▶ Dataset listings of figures
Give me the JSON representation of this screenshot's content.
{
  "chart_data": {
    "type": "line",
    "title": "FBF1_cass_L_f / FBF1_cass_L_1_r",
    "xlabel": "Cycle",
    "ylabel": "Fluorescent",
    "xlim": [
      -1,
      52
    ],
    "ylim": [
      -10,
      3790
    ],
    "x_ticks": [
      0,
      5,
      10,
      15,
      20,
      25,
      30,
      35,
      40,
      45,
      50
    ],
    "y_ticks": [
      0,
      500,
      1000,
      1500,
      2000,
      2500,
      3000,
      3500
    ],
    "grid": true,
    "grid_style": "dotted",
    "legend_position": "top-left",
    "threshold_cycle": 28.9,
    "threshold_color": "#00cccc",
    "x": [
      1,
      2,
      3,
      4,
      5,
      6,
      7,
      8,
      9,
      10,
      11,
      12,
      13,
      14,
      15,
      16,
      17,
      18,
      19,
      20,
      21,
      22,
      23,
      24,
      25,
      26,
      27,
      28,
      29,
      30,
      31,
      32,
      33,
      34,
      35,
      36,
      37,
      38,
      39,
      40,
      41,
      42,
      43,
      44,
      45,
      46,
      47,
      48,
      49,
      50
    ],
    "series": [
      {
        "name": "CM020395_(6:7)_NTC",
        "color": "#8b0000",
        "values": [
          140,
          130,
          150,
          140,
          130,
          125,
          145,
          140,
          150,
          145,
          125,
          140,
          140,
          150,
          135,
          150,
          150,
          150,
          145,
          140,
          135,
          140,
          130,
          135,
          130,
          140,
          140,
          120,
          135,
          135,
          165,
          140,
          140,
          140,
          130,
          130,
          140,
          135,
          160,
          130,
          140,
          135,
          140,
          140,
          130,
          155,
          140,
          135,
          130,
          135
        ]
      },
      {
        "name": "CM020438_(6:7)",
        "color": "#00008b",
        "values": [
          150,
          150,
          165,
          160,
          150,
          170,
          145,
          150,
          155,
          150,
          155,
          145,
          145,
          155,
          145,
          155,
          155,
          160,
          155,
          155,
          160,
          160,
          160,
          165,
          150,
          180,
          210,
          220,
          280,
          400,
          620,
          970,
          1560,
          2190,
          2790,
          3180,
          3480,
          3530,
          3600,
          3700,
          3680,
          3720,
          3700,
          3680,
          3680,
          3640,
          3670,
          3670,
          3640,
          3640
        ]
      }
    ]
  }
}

▶ Exercise description
Restate the records, all of them, precisely as written.

▶ Output of the exercise
Give me the JSON representation of this screenshot's content.
{
  "chart_data": {
    "type": "line",
    "title": "FBF1_cass_L_f / FBF1_cass_L_1_r",
    "xlabel": "Cycle",
    "ylabel": "Fluorescent",
    "xlim": [
      -1,
      52
    ],
    "ylim": [
      -10,
      3790
    ],
    "x_ticks": [
      0,
      5,
      10,
      15,
      20,
      25,
      30,
      35,
      40,
      45,
      50
    ],
    "y_ticks": [
      0,
      500,
      1000,
      1500,
      2000,
      2500,
      3000,
      3500
    ],
    "grid": true,
    "grid_style": "dotted",
    "legend_position": "top-left",
    "threshold_cycle": 28.9,
    "threshold_color": "#00cccc",
    "x": [
      1,
      2,
      3,
      4,
      5,
      6,
      7,
      8,
      9,
      10,
      11,
      12,
      13,
      14,
      15,
      16,
      17,
      18,
      19,
      20,
      21,
      22,
      23,
      24,
      25,
      26,
      27,
      28,
      29,
      30,
      31,
      32,
      33,
      34,
      35,
      36,
      37,
      38,
      39,
      40,
      41,
      42,
      43,
      44,
      45,
      46,
      47,
      48,
      49,
      50
    ],
    "series": [
      {
        "name": "CM020395_(6:7)_NTC",
        "color": "#8b0000",
        "values": [
          140,
          130,
          150,
          140,
          130,
          125,
          145,
          140,
          150,
          145,
          125,
          140,
          140,
          150,
          135,
          150,
          150,
          150,
          145,
          140,
          135,
          140,
          130,
          135,
          130,
          140,
          140,
          120,
          135,
          135,
          165,
          140,
          140,
          140,
          130,
          130,
          140,
          135,
          160,
          130,
          140,
          135,
          140,
          140,
          130,
          155,
          140,
          135,
          130,
          135
        ]
      },
      {
        "name": "CM020438_(6:7)",
        "color": "#00008b",
        "values": [
          150,
          150,
          165,
          160,
          150,
          170,
          145,
          150,
          155,
          150,
          155,
          145,
          145,
          155,
          145,
          155,
          155,
          160,
          155,
          155,
          160,
          160,
          160,
          165,
          150,
          180,
          210,
          220,
          280,
          400,
          620,
          970,
          1560,
          2190,
          2790,
          3180,
          3480,
          3530,
          3600,
          3700,
          3680,
          3720,
          3700,
          3680,
          3680,
          3640,
          3670,
          3670,
          3640,
          3640
        ]
      }
    ]
  }
}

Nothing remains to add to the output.